REQUIRED TASK: Among the records that follow, count the lines with the string "this"; report only that count.

EXERCISE MATERIALS:

- - - -

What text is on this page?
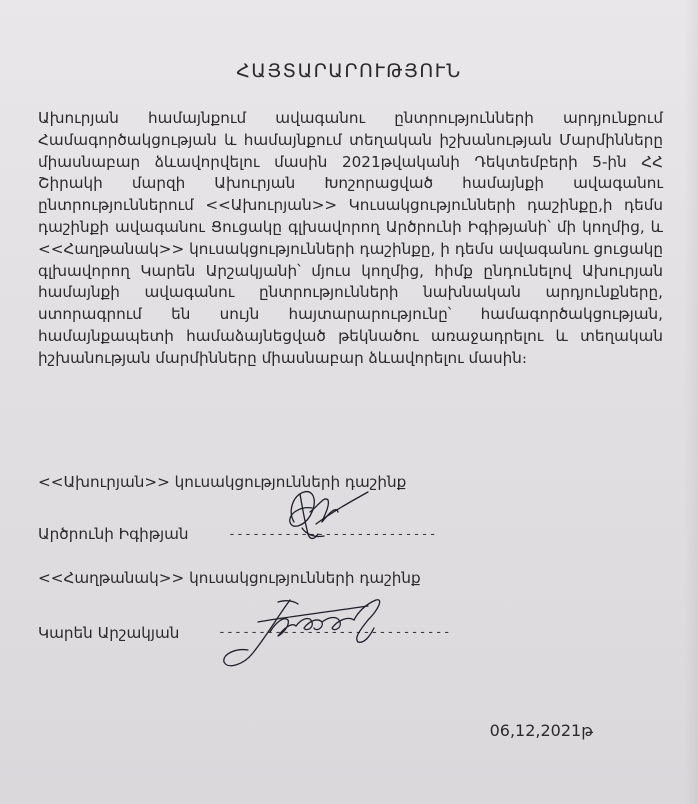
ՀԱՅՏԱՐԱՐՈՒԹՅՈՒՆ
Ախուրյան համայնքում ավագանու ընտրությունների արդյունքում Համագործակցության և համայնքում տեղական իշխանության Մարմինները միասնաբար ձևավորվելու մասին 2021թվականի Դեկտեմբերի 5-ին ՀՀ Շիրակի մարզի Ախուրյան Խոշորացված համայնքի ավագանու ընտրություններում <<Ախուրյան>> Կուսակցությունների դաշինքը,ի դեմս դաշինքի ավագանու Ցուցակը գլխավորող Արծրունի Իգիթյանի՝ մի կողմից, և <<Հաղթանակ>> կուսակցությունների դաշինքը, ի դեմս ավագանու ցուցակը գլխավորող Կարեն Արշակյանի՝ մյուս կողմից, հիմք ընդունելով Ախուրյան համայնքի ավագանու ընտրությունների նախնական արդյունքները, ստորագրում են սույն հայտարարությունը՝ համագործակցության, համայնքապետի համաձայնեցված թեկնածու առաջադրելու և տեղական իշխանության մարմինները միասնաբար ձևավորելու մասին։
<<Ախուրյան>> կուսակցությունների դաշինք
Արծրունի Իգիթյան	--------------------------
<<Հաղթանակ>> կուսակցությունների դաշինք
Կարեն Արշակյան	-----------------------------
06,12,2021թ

- - - -

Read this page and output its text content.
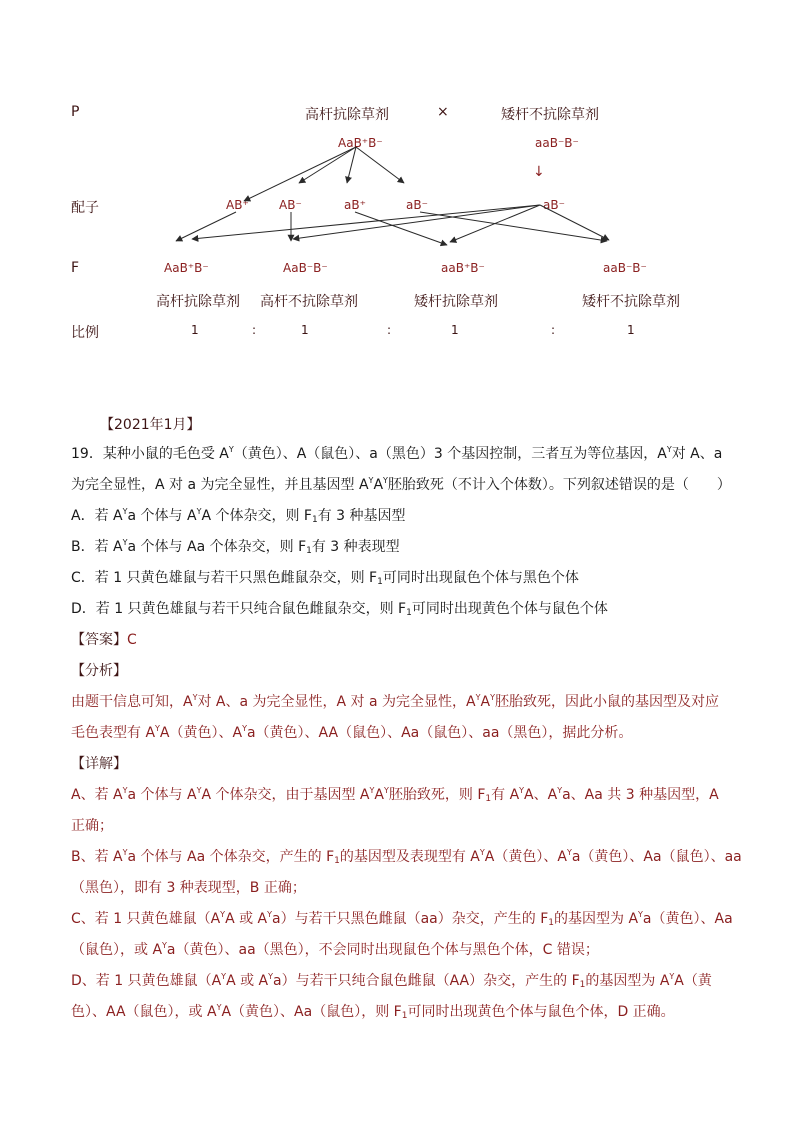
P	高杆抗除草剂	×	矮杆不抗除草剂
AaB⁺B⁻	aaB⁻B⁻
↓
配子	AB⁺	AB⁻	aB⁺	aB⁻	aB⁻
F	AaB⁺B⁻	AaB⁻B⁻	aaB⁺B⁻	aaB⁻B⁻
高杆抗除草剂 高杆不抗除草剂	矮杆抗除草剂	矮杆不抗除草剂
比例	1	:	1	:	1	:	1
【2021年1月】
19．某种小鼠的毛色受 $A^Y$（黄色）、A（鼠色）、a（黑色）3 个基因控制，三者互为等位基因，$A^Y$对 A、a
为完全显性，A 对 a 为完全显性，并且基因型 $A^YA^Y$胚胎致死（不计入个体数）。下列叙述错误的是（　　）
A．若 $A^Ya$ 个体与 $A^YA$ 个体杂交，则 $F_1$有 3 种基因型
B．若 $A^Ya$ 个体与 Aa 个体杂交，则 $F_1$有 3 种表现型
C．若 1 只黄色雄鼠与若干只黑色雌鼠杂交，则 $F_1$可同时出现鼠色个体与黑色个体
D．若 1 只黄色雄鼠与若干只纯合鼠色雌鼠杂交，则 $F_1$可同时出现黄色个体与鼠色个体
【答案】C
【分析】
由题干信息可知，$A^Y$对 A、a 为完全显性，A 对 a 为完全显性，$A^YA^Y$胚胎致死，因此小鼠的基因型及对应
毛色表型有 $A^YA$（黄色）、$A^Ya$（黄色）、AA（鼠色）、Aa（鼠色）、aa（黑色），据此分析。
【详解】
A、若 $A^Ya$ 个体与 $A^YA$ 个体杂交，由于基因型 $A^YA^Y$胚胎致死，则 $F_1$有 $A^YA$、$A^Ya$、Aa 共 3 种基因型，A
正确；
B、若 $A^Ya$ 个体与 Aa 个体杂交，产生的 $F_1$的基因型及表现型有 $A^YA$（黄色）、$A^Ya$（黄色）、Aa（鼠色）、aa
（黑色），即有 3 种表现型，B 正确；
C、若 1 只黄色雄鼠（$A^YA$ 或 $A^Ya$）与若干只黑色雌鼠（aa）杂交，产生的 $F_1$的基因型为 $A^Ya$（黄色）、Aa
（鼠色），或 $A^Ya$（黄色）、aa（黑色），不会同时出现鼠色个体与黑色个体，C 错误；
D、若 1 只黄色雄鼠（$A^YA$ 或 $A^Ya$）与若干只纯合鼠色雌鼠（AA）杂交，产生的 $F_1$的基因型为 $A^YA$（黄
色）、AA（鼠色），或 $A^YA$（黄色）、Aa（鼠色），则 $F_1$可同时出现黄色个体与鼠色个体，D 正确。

- - - -

REPLY: 2